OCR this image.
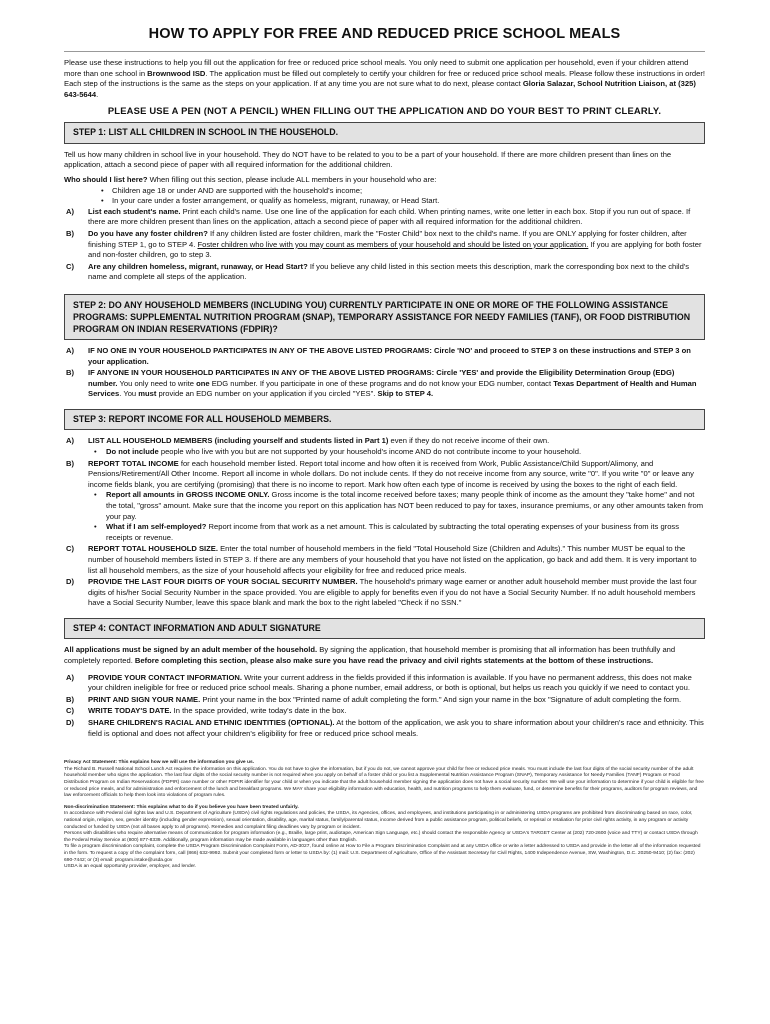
HOW TO APPLY FOR FREE AND REDUCED PRICE SCHOOL MEALS
Please use these instructions to help you fill out the application for free or reduced price school meals. You only need to submit one application per household, even if your children attend more than one school in Brownwood ISD. The application must be filled out completely to certify your children for free or reduced price school meals. Please follow these instructions in order! Each step of the instructions is the same as the steps on your application. If at any time you are not sure what to do next, please contact Gloria Salazar, School Nutrition Liaison, at (325) 643-5644.
PLEASE USE A PEN (NOT A PENCIL) WHEN FILLING OUT THE APPLICATION AND DO YOUR BEST TO PRINT CLEARLY.
STEP 1: LIST ALL CHILDREN IN SCHOOL IN THE HOUSEHOLD.
Tell us how many children in school live in your household. They do NOT have to be related to you to be a part of your household. If there are more children present than lines on the application, attach a second piece of paper with all required information for the additional children.
Who should I list here? When filling out this section, please include ALL members in your household who are:
• Children age 18 or under AND are supported with the household's income;
• In your care under a foster arrangement, or qualify as homeless, migrant, runaway, or Head Start.
A)	List each student's name. Print each child's name. Use one line of the application for each child. When printing names, write one letter in each box. Stop if you run out of space. If there are more children present than lines on the application, attach a second piece of paper with all required information for the additional children.
B)	Do you have any foster children? If any children listed are foster children, mark the "Foster Child" box next to the child's name. If you are ONLY applying for foster children, after finishing STEP 1, go to STEP 4. Foster children who live with you may count as members of your household and should be listed on your application. If you are applying for both foster and non-foster children, go to step 3.
C)	Are any children homeless, migrant, runaway, or Head Start? If you believe any child listed in this section meets this description, mark the corresponding box next to the child's name and complete all steps of the application.
STEP 2: DO ANY HOUSEHOLD MEMBERS (INCLUDING YOU) CURRENTLY PARTICIPATE IN ONE OR MORE OF THE FOLLOWING ASSISTANCE PROGRAMS: SUPPLEMENTAL NUTRITION PROGRAM (SNAP), TEMPORARY ASSISTANCE FOR NEEDY FAMILIES (TANF), OR FOOD DISTRIBUTION PROGRAM ON INDIAN RESERVATIONS (FDPIR)?
A)	IF NO ONE IN YOUR HOUSEHOLD PARTICIPATES IN ANY OF THE ABOVE LISTED PROGRAMS: Circle 'NO' and proceed to STEP 3 on these instructions and STEP 3 on your application.
B)	IF ANYONE IN YOUR HOUSEHOLD PARTICIPATES IN ANY OF THE ABOVE LISTED PROGRAMS: Circle 'YES' and provide the Eligibility Determination Group (EDG) number. You only need to write one EDG number. If you participate in one of these programs and do not know your EDG number, contact Texas Department of Health and Human Services. You must provide an EDG number on your application if you circled "YES". Skip to STEP 4.
STEP 3: REPORT INCOME FOR ALL HOUSEHOLD MEMBERS.
A)	LIST ALL HOUSEHOLD MEMBERS (including yourself and students listed in Part 1) even if they do not receive income of their own.
• Do not include people who live with you but are not supported by your household's income AND do not contribute income to your household.
B)	REPORT TOTAL INCOME for each household member listed. Report total income and how often it is received from Work, Public Assistance/Child Support/Alimony, and Pensions/Retirement/All Other Income. Report all income in whole dollars. Do not include cents. If they do not receive income from any source, write "0". If you write "0" or leave any income fields blank, you are certifying (promising) that there is no income to report. Mark how often each type of income is received by using the boxes to the right of each field.
• Report all amounts in GROSS INCOME ONLY. Gross income is the total income received before taxes; many people think of income as the amount they "take home" and not the total, "gross" amount. Make sure that the income you report on this application has NOT been reduced to pay for taxes, insurance premiums, or any other amounts taken from your pay.
• What if I am self-employed? Report income from that work as a net amount. This is calculated by subtracting the total operating expenses of your business from its gross receipts or revenue.
C)	REPORT TOTAL HOUSEHOLD SIZE. Enter the total number of household members in the field "Total Household Size (Children and Adults)." This number MUST be equal to the number of household members listed in STEP 3. If there are any members of your household that you have not listed on the application, go back and add them. It is very important to list all household members, as the size of your household affects your eligibility for free and reduced price meals.
D)	PROVIDE THE LAST FOUR DIGITS OF YOUR SOCIAL SECURITY NUMBER. The household's primary wage earner or another adult household member must provide the last four digits of his/her Social Security Number in the space provided. You are eligible to apply for benefits even if you do not have a Social Security Number. If no adult household members have a Social Security Number, leave this space blank and mark the box to the right labeled "Check if no SSN."
STEP 4: CONTACT INFORMATION AND ADULT SIGNATURE
All applications must be signed by an adult member of the household. By signing the application, that household member is promising that all information has been truthfully and completely reported. Before completing this section, please also make sure you have read the privacy and civil rights statements at the bottom of these instructions.
A)	PROVIDE YOUR CONTACT INFORMATION. Write your current address in the fields provided if this information is available. If you have no permanent address, this does not make your children ineligible for free or reduced price school meals. Sharing a phone number, email address, or both is optional, but helps us reach you quickly if we need to contact you.
B)	PRINT AND SIGN YOUR NAME. Print your name in the box "Printed name of adult completing the form." And sign your name in the box "Signature of adult completing the form.
C)	WRITE TODAY'S DATE. In the space provided, write today's date in the box.
D)	SHARE CHILDREN'S RACIAL AND ETHNIC IDENTITIES (OPTIONAL). At the bottom of the application, we ask you to share information about your children's race and ethnicity. This field is optional and does not affect your children's eligibility for free or reduced price school meals.
Privacy Act Statement: This explains how we will use the information you give us.
The Richard B. Russell National School Lunch Act requires the information on this application. You do not have to give the information, but if you do not, we cannot approve your child for free or reduced price meals. You must include the last four digits of the social security number of the adult household member who signs the application. The last four digits of the social security number is not required when you apply on behalf of a foster child or you list a Supplemental Nutrition Assistance Program (SNAP), Temporary Assistance for Needy Families (TANF) Program or Food Distribution Program on Indian Reservations (FDPIR) case number or other FDPIR identifier for your child or when you indicate that the adult household member signing the application does not have a social security number. We will use your information to determine if your child is eligible for free or reduced price meals, and for administration and enforcement of the lunch and breakfast programs. We MAY share your eligibility information with education, health, and nutrition programs to help them evaluate, fund, or determine benefits for their programs, auditors for program reviews, and law enforcement officials to help them look into violations of program rules.
Non-discrimination Statement: This explains what to do if you believe you have been treated unfairly.
In accordance with Federal civil rights law and U.S. Department of Agriculture (USDA) civil rights regulations and policies, the USDA, its Agencies, offices, and employees, and institutions participating in or administering USDA programs are prohibited from discriminating based on race, color, national origin, religion, sex, gender identity (including gender expression), sexual orientation, disability, age, marital status, family/parental status, income derived from a public assistance program, political beliefs, or reprisal or retaliation for prior civil rights activity, in any program or activity conducted or funded by USDA (not all bases apply to all programs). Remedies and complaint filing deadlines vary by program or incident.
Persons with disabilities who require alternative means of communication for program information (e.g., Braille, large print, audiotape, American Sign Language, etc.) should contact the responsible Agency or USDA's TARGET Center at (202) 720-2600 (voice and TTY) or contact USDA through the Federal Relay Service at (800) 877-8339. Additionally, program information may be made available in languages other than English.
To file a program discrimination complaint, complete the USDA Program Discrimination Complaint Form, AD-3027, found online at How to File a Program Discrimination Complaint and at any USDA office or write a letter addressed to USDA and provide in the letter all of the information requested in the form. To request a copy of the complaint form, call (866) 632-9992. Submit your completed form or letter to USDA by: (1) mail: U.S. Department of Agriculture, Office of the Assistant Secretary for Civil Rights, 1400 Independence Avenue, SW, Washington, D.C. 20250-9410; (2) fax: (202) 690-7442; or (3) email: program.intake@usda.gov
USDA is an equal opportunity provider, employer, and lender.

Exercise aim »
Pick out the lines containing the string "people" and show them.

Task solution »
• Do not include people who live with you but are not supported by your household's income AND do not contribute income to your household.
• Report all amounts in GROSS INCOME ONLY. Gross income is the total income received before taxes; many people think of income as the amount they "take home" and not the total, "gross" amount. Make sure that the income you report on this application has NOT been reduced to pay for taxes, insurance premiums, or any other amounts taken from your pay.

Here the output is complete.